RECORDS TO USE ▸
+ + + +
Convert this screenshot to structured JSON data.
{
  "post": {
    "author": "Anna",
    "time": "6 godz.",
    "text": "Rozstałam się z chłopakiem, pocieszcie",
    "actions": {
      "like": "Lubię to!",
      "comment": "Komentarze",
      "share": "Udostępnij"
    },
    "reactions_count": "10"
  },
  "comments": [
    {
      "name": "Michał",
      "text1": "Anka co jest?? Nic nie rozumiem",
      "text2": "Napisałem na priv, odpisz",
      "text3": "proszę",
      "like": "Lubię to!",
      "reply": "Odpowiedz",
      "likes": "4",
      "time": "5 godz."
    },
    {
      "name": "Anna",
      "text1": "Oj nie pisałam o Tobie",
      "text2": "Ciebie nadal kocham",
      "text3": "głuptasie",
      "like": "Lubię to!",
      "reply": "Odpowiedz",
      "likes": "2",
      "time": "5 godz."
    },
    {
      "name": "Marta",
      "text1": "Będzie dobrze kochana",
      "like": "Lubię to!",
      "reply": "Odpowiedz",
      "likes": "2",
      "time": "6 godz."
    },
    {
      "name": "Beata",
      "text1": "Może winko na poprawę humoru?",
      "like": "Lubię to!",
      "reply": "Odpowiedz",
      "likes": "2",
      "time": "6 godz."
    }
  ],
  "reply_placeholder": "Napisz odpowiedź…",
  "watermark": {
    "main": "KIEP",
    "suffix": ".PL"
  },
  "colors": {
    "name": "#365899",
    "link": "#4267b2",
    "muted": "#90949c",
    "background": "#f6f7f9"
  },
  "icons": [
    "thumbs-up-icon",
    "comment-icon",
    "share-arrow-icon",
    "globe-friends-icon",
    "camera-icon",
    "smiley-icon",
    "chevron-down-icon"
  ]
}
+ + + +
Please repeat the listing above in full and exactly.

WRITTEN ANSWER ▸
Convert this screenshot to structured JSON data.
{
  "post": {
    "author": "Anna",
    "time": "6 godz.",
    "text": "Rozstałam się z chłopakiem, pocieszcie",
    "actions": {
      "like": "Lubię to!",
      "comment": "Komentarze",
      "share": "Udostępnij"
    },
    "reactions_count": "10"
  },
  "comments": [
    {
      "name": "Michał",
      "text1": "Anka co jest?? Nic nie rozumiem",
      "text2": "Napisałem na priv, odpisz",
      "text3": "proszę",
      "like": "Lubię to!",
      "reply": "Odpowiedz",
      "likes": "4",
      "time": "5 godz."
    },
    {
      "name": "Anna",
      "text1": "Oj nie pisałam o Tobie",
      "text2": "Ciebie nadal kocham",
      "text3": "głuptasie",
      "like": "Lubię to!",
      "reply": "Odpowiedz",
      "likes": "2",
      "time": "5 godz."
    },
    {
      "name": "Marta",
      "text1": "Będzie dobrze kochana",
      "like": "Lubię to!",
      "reply": "Odpowiedz",
      "likes": "2",
      "time": "6 godz."
    },
    {
      "name": "Beata",
      "text1": "Może winko na poprawę humoru?",
      "like": "Lubię to!",
      "reply": "Odpowiedz",
      "likes": "2",
      "time": "6 godz."
    }
  ],
  "reply_placeholder": "Napisz odpowiedź…",
  "watermark": {
    "main": "KIEP",
    "suffix": ".PL"
  },
  "colors": {
    "name": "#365899",
    "link": "#4267b2",
    "muted": "#90949c",
    "background": "#f6f7f9"
  },
  "icons": [
    "thumbs-up-icon",
    "comment-icon",
    "share-arrow-icon",
    "globe-friends-icon",
    "camera-icon",
    "smiley-icon",
    "chevron-down-icon"
  ]
}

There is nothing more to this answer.